> Task prompt: Images are not part of the copy; write out the rest of the data exactly as given.

**** Records provided ****

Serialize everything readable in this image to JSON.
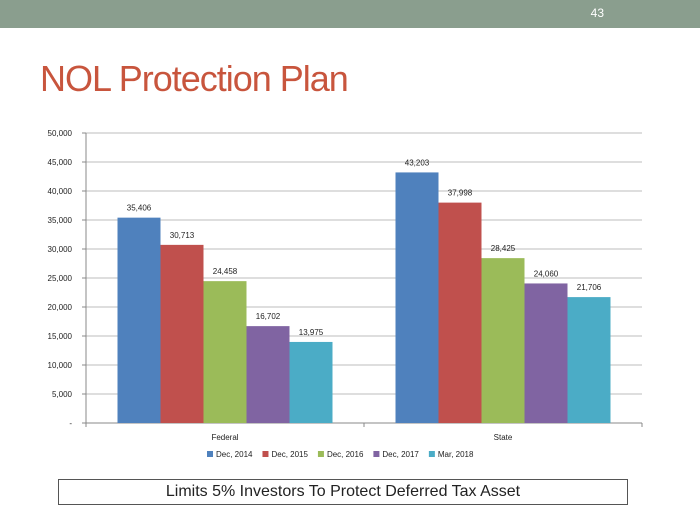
{
  "slide": {
    "page_number": "43",
    "title": "NOL Protection Plan",
    "caption": "Limits 5% Investors To Protect Deferred Tax Asset"
  },
  "colors": {
    "topbar": "#8a9e8e",
    "title": "#c8553d",
    "series": [
      "#4f81bd",
      "#c0504d",
      "#9bbb59",
      "#8064a2",
      "#4bacc6"
    ]
  },
  "chart_data": {
    "type": "bar",
    "categories": [
      "Federal",
      "State"
    ],
    "series": [
      {
        "name": "Dec, 2014",
        "values": [
          35406,
          43203
        ],
        "labels": [
          "35,406",
          "43,203"
        ]
      },
      {
        "name": "Dec, 2015",
        "values": [
          30713,
          37998
        ],
        "labels": [
          "30,713",
          "37,998"
        ]
      },
      {
        "name": "Dec, 2016",
        "values": [
          24458,
          28425
        ],
        "labels": [
          "24,458",
          "28,425"
        ]
      },
      {
        "name": "Dec, 2017",
        "values": [
          16702,
          24060
        ],
        "labels": [
          "16,702",
          "24,060"
        ]
      },
      {
        "name": "Mar, 2018",
        "values": [
          13975,
          21706
        ],
        "labels": [
          "13,975",
          "21,706"
        ]
      }
    ],
    "yticks": [
      0,
      5000,
      10000,
      15000,
      20000,
      25000,
      30000,
      35000,
      40000,
      45000,
      50000
    ],
    "ytick_labels": [
      "-",
      "5,000",
      "10,000",
      "15,000",
      "20,000",
      "25,000",
      "30,000",
      "35,000",
      "40,000",
      "45,000",
      "50,000"
    ],
    "ylim": [
      0,
      50000
    ],
    "grid": true,
    "legend_position": "bottom",
    "title": "",
    "xlabel": "",
    "ylabel": ""
  }
}
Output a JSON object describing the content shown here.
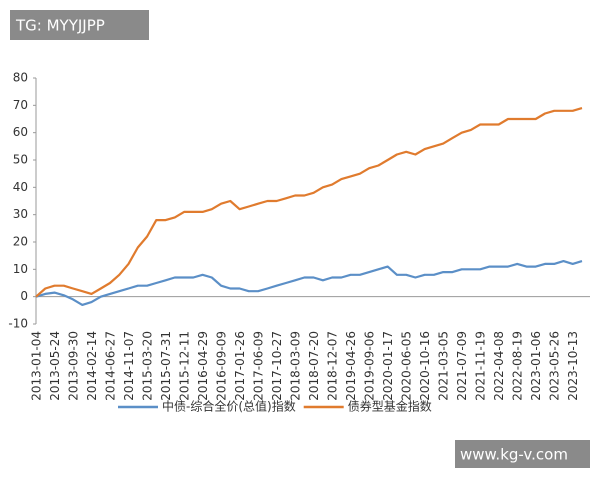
{
  "chart_data": {
    "type": "line",
    "categories": [
      "2013-01-04",
      null,
      "2013-05-24",
      null,
      "2013-09-30",
      null,
      "2014-02-14",
      null,
      "2014-06-27",
      null,
      "2014-11-07",
      null,
      "2015-03-20",
      null,
      "2015-07-31",
      null,
      "2015-12-11",
      null,
      "2016-04-29",
      null,
      "2016-09-09",
      null,
      "2017-01-26",
      null,
      "2017-06-09",
      null,
      "2017-10-27",
      null,
      "2018-03-09",
      null,
      "2018-07-20",
      null,
      "2018-12-07",
      null,
      "2019-04-26",
      null,
      "2019-09-06",
      null,
      "2020-01-17",
      null,
      "2020-06-05",
      null,
      "2020-10-16",
      null,
      "2021-03-05",
      null,
      "2021-07-09",
      null,
      "2021-11-19",
      null,
      "2022-04-08",
      null,
      "2022-08-19",
      null,
      "2023-01-06",
      null,
      "2023-05-26",
      null,
      "2023-10-13",
      null
    ],
    "series": [
      {
        "name": "中债-综合全价(总值)指数",
        "color": "#5b8fc7",
        "values": [
          0,
          1,
          1.5,
          0.5,
          -1,
          -3,
          -2,
          0,
          1,
          2,
          3,
          4,
          4,
          5,
          6,
          7,
          7,
          7,
          8,
          7,
          4,
          3,
          3,
          2,
          2,
          3,
          4,
          5,
          6,
          7,
          7,
          6,
          7,
          7,
          8,
          8,
          9,
          10,
          11,
          8,
          8,
          7,
          8,
          8,
          9,
          9,
          10,
          10,
          10,
          11,
          11,
          11,
          12,
          11,
          11,
          12,
          12,
          13,
          12,
          13
        ]
      },
      {
        "name": "债券型基金指数",
        "color": "#e07b2e",
        "values": [
          0,
          3,
          4,
          4,
          3,
          2,
          1,
          3,
          5,
          8,
          12,
          18,
          22,
          28,
          28,
          29,
          31,
          31,
          31,
          32,
          34,
          35,
          32,
          33,
          34,
          35,
          35,
          36,
          37,
          37,
          38,
          40,
          41,
          43,
          44,
          45,
          47,
          48,
          50,
          52,
          53,
          52,
          54,
          55,
          56,
          58,
          60,
          61,
          63,
          63,
          63,
          65,
          65,
          65,
          65,
          67,
          68,
          68,
          68,
          69
        ]
      }
    ],
    "ylim": [
      -10,
      80
    ],
    "yticks": [
      -10,
      0,
      10,
      20,
      30,
      40,
      50,
      60,
      70,
      80
    ],
    "grid": false,
    "legend": "bottom"
  },
  "overlays": {
    "top": "TG: MYYJJPP",
    "bottom": "www.kg-v.com"
  }
}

****

> Correct result:
Serialize everything readable in this image to JSON.
{
  "slide": {
    "page_number": "43",
    "title": "NOL Protection Plan",
    "caption": "Limits 5% Investors To Protect Deferred Tax Asset"
  },
  "colors": {
    "topbar": "#8a9e8e",
    "title": "#c8553d",
    "series": [
      "#4f81bd",
      "#c0504d",
      "#9bbb59",
      "#8064a2",
      "#4bacc6"
    ]
  },
  "chart_data": {
    "type": "bar",
    "categories": [
      "Federal",
      "State"
    ],
    "series": [
      {
        "name": "Dec, 2014",
        "values": [
          35406,
          43203
        ],
        "labels": [
          "35,406",
          "43,203"
        ]
      },
      {
        "name": "Dec, 2015",
        "values": [
          30713,
          37998
        ],
        "labels": [
          "30,713",
          "37,998"
        ]
      },
      {
        "name": "Dec, 2016",
        "values": [
          24458,
          28425
        ],
        "labels": [
          "24,458",
          "28,425"
        ]
      },
      {
        "name": "Dec, 2017",
        "values": [
          16702,
          24060
        ],
        "labels": [
          "16,702",
          "24,060"
        ]
      },
      {
        "name": "Mar, 2018",
        "values": [
          13975,
          21706
        ],
        "labels": [
          "13,975",
          "21,706"
        ]
      }
    ],
    "yticks": [
      0,
      5000,
      10000,
      15000,
      20000,
      25000,
      30000,
      35000,
      40000,
      45000,
      50000
    ],
    "ytick_labels": [
      "-",
      "5,000",
      "10,000",
      "15,000",
      "20,000",
      "25,000",
      "30,000",
      "35,000",
      "40,000",
      "45,000",
      "50,000"
    ],
    "ylim": [
      0,
      50000
    ],
    "grid": true,
    "legend_position": "bottom",
    "title": "",
    "xlabel": "",
    "ylabel": ""
  }
}
Output a JSON object describing the content shown here.
{
  "chart_data": {
    "type": "line",
    "categories": [
      "2013-01-04",
      null,
      "2013-05-24",
      null,
      "2013-09-30",
      null,
      "2014-02-14",
      null,
      "2014-06-27",
      null,
      "2014-11-07",
      null,
      "2015-03-20",
      null,
      "2015-07-31",
      null,
      "2015-12-11",
      null,
      "2016-04-29",
      null,
      "2016-09-09",
      null,
      "2017-01-26",
      null,
      "2017-06-09",
      null,
      "2017-10-27",
      null,
      "2018-03-09",
      null,
      "2018-07-20",
      null,
      "2018-12-07",
      null,
      "2019-04-26",
      null,
      "2019-09-06",
      null,
      "2020-01-17",
      null,
      "2020-06-05",
      null,
      "2020-10-16",
      null,
      "2021-03-05",
      null,
      "2021-07-09",
      null,
      "2021-11-19",
      null,
      "2022-04-08",
      null,
      "2022-08-19",
      null,
      "2023-01-06",
      null,
      "2023-05-26",
      null,
      "2023-10-13",
      null
    ],
    "series": [
      {
        "name": "中债-综合全价(总值)指数",
        "color": "#5b8fc7",
        "values": [
          0,
          1,
          1.5,
          0.5,
          -1,
          -3,
          -2,
          0,
          1,
          2,
          3,
          4,
          4,
          5,
          6,
          7,
          7,
          7,
          8,
          7,
          4,
          3,
          3,
          2,
          2,
          3,
          4,
          5,
          6,
          7,
          7,
          6,
          7,
          7,
          8,
          8,
          9,
          10,
          11,
          8,
          8,
          7,
          8,
          8,
          9,
          9,
          10,
          10,
          10,
          11,
          11,
          11,
          12,
          11,
          11,
          12,
          12,
          13,
          12,
          13
        ]
      },
      {
        "name": "债券型基金指数",
        "color": "#e07b2e",
        "values": [
          0,
          3,
          4,
          4,
          3,
          2,
          1,
          3,
          5,
          8,
          12,
          18,
          22,
          28,
          28,
          29,
          31,
          31,
          31,
          32,
          34,
          35,
          32,
          33,
          34,
          35,
          35,
          36,
          37,
          37,
          38,
          40,
          41,
          43,
          44,
          45,
          47,
          48,
          50,
          52,
          53,
          52,
          54,
          55,
          56,
          58,
          60,
          61,
          63,
          63,
          63,
          65,
          65,
          65,
          65,
          67,
          68,
          68,
          68,
          69
        ]
      }
    ],
    "ylim": [
      -10,
      80
    ],
    "yticks": [
      -10,
      0,
      10,
      20,
      30,
      40,
      50,
      60,
      70,
      80
    ],
    "grid": false,
    "legend": "bottom"
  },
  "overlays": {
    "top": "TG: MYYJJPP",
    "bottom": "www.kg-v.com"
  }
}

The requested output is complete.